◆ To do: Reproduce the data in its entirety, exactly as supplied.

◆ Information supplied:
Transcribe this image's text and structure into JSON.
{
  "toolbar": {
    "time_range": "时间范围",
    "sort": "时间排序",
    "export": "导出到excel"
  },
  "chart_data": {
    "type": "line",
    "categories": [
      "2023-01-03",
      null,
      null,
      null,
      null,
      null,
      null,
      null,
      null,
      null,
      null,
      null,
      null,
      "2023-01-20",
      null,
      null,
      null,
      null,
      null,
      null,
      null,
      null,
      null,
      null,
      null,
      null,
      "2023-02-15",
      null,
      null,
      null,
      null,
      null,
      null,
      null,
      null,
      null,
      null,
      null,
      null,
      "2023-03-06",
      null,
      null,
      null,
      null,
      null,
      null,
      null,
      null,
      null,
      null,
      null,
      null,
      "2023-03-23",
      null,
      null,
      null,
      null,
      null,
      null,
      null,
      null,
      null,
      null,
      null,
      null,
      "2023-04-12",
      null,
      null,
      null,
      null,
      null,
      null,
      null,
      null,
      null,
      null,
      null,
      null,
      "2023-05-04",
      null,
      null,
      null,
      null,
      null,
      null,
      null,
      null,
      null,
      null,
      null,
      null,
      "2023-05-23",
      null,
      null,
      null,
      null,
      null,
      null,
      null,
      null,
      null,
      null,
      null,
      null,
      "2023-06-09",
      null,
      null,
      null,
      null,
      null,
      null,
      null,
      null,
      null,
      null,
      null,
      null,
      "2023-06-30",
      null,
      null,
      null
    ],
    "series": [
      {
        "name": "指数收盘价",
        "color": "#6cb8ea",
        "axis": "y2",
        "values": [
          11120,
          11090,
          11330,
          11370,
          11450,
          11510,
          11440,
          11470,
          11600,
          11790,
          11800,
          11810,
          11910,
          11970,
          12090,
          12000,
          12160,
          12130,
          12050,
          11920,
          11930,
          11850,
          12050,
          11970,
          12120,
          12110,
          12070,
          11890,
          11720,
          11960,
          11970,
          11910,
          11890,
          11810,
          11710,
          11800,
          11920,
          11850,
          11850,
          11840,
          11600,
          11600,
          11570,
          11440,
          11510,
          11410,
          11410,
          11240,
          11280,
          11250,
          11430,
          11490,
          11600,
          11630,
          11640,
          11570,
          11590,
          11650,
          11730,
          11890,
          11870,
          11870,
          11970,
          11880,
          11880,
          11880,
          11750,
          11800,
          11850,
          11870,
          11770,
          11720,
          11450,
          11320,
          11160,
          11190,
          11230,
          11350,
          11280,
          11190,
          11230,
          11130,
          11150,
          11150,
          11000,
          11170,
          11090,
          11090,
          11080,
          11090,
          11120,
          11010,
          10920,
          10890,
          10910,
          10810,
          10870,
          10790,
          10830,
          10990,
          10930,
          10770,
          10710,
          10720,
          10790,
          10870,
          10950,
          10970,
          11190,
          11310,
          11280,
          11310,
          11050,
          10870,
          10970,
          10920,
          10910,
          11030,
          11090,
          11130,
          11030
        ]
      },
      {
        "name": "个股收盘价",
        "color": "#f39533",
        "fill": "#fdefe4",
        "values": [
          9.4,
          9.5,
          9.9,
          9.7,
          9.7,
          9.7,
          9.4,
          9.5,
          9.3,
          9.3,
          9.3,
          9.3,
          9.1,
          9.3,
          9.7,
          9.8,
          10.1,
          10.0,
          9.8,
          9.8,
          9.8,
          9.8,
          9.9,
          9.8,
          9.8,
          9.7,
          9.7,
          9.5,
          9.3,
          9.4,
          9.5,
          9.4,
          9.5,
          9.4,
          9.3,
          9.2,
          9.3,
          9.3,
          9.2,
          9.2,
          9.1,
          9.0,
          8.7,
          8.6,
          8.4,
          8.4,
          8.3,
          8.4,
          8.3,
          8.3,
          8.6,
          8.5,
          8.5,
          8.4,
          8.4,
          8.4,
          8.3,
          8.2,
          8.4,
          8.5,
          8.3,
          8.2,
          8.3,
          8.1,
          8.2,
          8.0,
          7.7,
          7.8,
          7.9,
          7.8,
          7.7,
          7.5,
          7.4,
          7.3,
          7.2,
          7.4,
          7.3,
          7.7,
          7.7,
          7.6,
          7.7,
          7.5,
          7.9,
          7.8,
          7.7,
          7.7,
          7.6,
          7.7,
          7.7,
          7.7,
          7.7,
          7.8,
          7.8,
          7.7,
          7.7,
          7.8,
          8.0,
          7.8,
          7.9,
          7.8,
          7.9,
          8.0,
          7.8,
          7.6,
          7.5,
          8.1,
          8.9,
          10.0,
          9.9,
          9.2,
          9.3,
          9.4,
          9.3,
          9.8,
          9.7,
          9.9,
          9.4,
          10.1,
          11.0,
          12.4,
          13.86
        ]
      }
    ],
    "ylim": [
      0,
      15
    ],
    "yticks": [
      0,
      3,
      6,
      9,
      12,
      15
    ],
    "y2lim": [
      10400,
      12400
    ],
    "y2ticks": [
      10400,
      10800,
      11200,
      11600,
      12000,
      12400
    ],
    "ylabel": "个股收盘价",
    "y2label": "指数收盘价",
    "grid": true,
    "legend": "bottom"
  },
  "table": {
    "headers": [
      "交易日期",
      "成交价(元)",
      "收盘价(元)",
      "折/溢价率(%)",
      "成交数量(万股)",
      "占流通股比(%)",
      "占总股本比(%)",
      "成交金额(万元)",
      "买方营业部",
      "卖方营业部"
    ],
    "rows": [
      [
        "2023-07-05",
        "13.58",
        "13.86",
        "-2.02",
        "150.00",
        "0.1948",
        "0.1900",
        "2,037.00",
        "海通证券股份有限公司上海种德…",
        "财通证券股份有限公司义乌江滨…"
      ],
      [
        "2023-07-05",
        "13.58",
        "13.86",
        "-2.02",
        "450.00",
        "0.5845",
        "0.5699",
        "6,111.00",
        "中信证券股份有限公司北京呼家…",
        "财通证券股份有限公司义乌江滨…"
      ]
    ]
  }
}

◆ Task output:
Transcribe this image's text and structure into JSON.
{
  "toolbar": {
    "time_range": "时间范围",
    "sort": "时间排序",
    "export": "导出到excel"
  },
  "chart_data": {
    "type": "line",
    "categories": [
      "2023-01-03",
      null,
      null,
      null,
      null,
      null,
      null,
      null,
      null,
      null,
      null,
      null,
      null,
      "2023-01-20",
      null,
      null,
      null,
      null,
      null,
      null,
      null,
      null,
      null,
      null,
      null,
      null,
      "2023-02-15",
      null,
      null,
      null,
      null,
      null,
      null,
      null,
      null,
      null,
      null,
      null,
      null,
      "2023-03-06",
      null,
      null,
      null,
      null,
      null,
      null,
      null,
      null,
      null,
      null,
      null,
      null,
      "2023-03-23",
      null,
      null,
      null,
      null,
      null,
      null,
      null,
      null,
      null,
      null,
      null,
      null,
      "2023-04-12",
      null,
      null,
      null,
      null,
      null,
      null,
      null,
      null,
      null,
      null,
      null,
      null,
      "2023-05-04",
      null,
      null,
      null,
      null,
      null,
      null,
      null,
      null,
      null,
      null,
      null,
      null,
      "2023-05-23",
      null,
      null,
      null,
      null,
      null,
      null,
      null,
      null,
      null,
      null,
      null,
      null,
      "2023-06-09",
      null,
      null,
      null,
      null,
      null,
      null,
      null,
      null,
      null,
      null,
      null,
      null,
      "2023-06-30",
      null,
      null,
      null
    ],
    "series": [
      {
        "name": "指数收盘价",
        "color": "#6cb8ea",
        "axis": "y2",
        "values": [
          11120,
          11090,
          11330,
          11370,
          11450,
          11510,
          11440,
          11470,
          11600,
          11790,
          11800,
          11810,
          11910,
          11970,
          12090,
          12000,
          12160,
          12130,
          12050,
          11920,
          11930,
          11850,
          12050,
          11970,
          12120,
          12110,
          12070,
          11890,
          11720,
          11960,
          11970,
          11910,
          11890,
          11810,
          11710,
          11800,
          11920,
          11850,
          11850,
          11840,
          11600,
          11600,
          11570,
          11440,
          11510,
          11410,
          11410,
          11240,
          11280,
          11250,
          11430,
          11490,
          11600,
          11630,
          11640,
          11570,
          11590,
          11650,
          11730,
          11890,
          11870,
          11870,
          11970,
          11880,
          11880,
          11880,
          11750,
          11800,
          11850,
          11870,
          11770,
          11720,
          11450,
          11320,
          11160,
          11190,
          11230,
          11350,
          11280,
          11190,
          11230,
          11130,
          11150,
          11150,
          11000,
          11170,
          11090,
          11090,
          11080,
          11090,
          11120,
          11010,
          10920,
          10890,
          10910,
          10810,
          10870,
          10790,
          10830,
          10990,
          10930,
          10770,
          10710,
          10720,
          10790,
          10870,
          10950,
          10970,
          11190,
          11310,
          11280,
          11310,
          11050,
          10870,
          10970,
          10920,
          10910,
          11030,
          11090,
          11130,
          11030
        ]
      },
      {
        "name": "个股收盘价",
        "color": "#f39533",
        "fill": "#fdefe4",
        "values": [
          9.4,
          9.5,
          9.9,
          9.7,
          9.7,
          9.7,
          9.4,
          9.5,
          9.3,
          9.3,
          9.3,
          9.3,
          9.1,
          9.3,
          9.7,
          9.8,
          10.1,
          10.0,
          9.8,
          9.8,
          9.8,
          9.8,
          9.9,
          9.8,
          9.8,
          9.7,
          9.7,
          9.5,
          9.3,
          9.4,
          9.5,
          9.4,
          9.5,
          9.4,
          9.3,
          9.2,
          9.3,
          9.3,
          9.2,
          9.2,
          9.1,
          9.0,
          8.7,
          8.6,
          8.4,
          8.4,
          8.3,
          8.4,
          8.3,
          8.3,
          8.6,
          8.5,
          8.5,
          8.4,
          8.4,
          8.4,
          8.3,
          8.2,
          8.4,
          8.5,
          8.3,
          8.2,
          8.3,
          8.1,
          8.2,
          8.0,
          7.7,
          7.8,
          7.9,
          7.8,
          7.7,
          7.5,
          7.4,
          7.3,
          7.2,
          7.4,
          7.3,
          7.7,
          7.7,
          7.6,
          7.7,
          7.5,
          7.9,
          7.8,
          7.7,
          7.7,
          7.6,
          7.7,
          7.7,
          7.7,
          7.7,
          7.8,
          7.8,
          7.7,
          7.7,
          7.8,
          8.0,
          7.8,
          7.9,
          7.8,
          7.9,
          8.0,
          7.8,
          7.6,
          7.5,
          8.1,
          8.9,
          10.0,
          9.9,
          9.2,
          9.3,
          9.4,
          9.3,
          9.8,
          9.7,
          9.9,
          9.4,
          10.1,
          11.0,
          12.4,
          13.86
        ]
      }
    ],
    "ylim": [
      0,
      15
    ],
    "yticks": [
      0,
      3,
      6,
      9,
      12,
      15
    ],
    "y2lim": [
      10400,
      12400
    ],
    "y2ticks": [
      10400,
      10800,
      11200,
      11600,
      12000,
      12400
    ],
    "ylabel": "个股收盘价",
    "y2label": "指数收盘价",
    "grid": true,
    "legend": "bottom"
  },
  "table": {
    "headers": [
      "交易日期",
      "成交价(元)",
      "收盘价(元)",
      "折/溢价率(%)",
      "成交数量(万股)",
      "占流通股比(%)",
      "占总股本比(%)",
      "成交金额(万元)",
      "买方营业部",
      "卖方营业部"
    ],
    "rows": [
      [
        "2023-07-05",
        "13.58",
        "13.86",
        "-2.02",
        "150.00",
        "0.1948",
        "0.1900",
        "2,037.00",
        "海通证券股份有限公司上海种德…",
        "财通证券股份有限公司义乌江滨…"
      ],
      [
        "2023-07-05",
        "13.58",
        "13.86",
        "-2.02",
        "450.00",
        "0.5845",
        "0.5699",
        "6,111.00",
        "中信证券股份有限公司北京呼家…",
        "财通证券股份有限公司义乌江滨…"
      ]
    ]
  }
}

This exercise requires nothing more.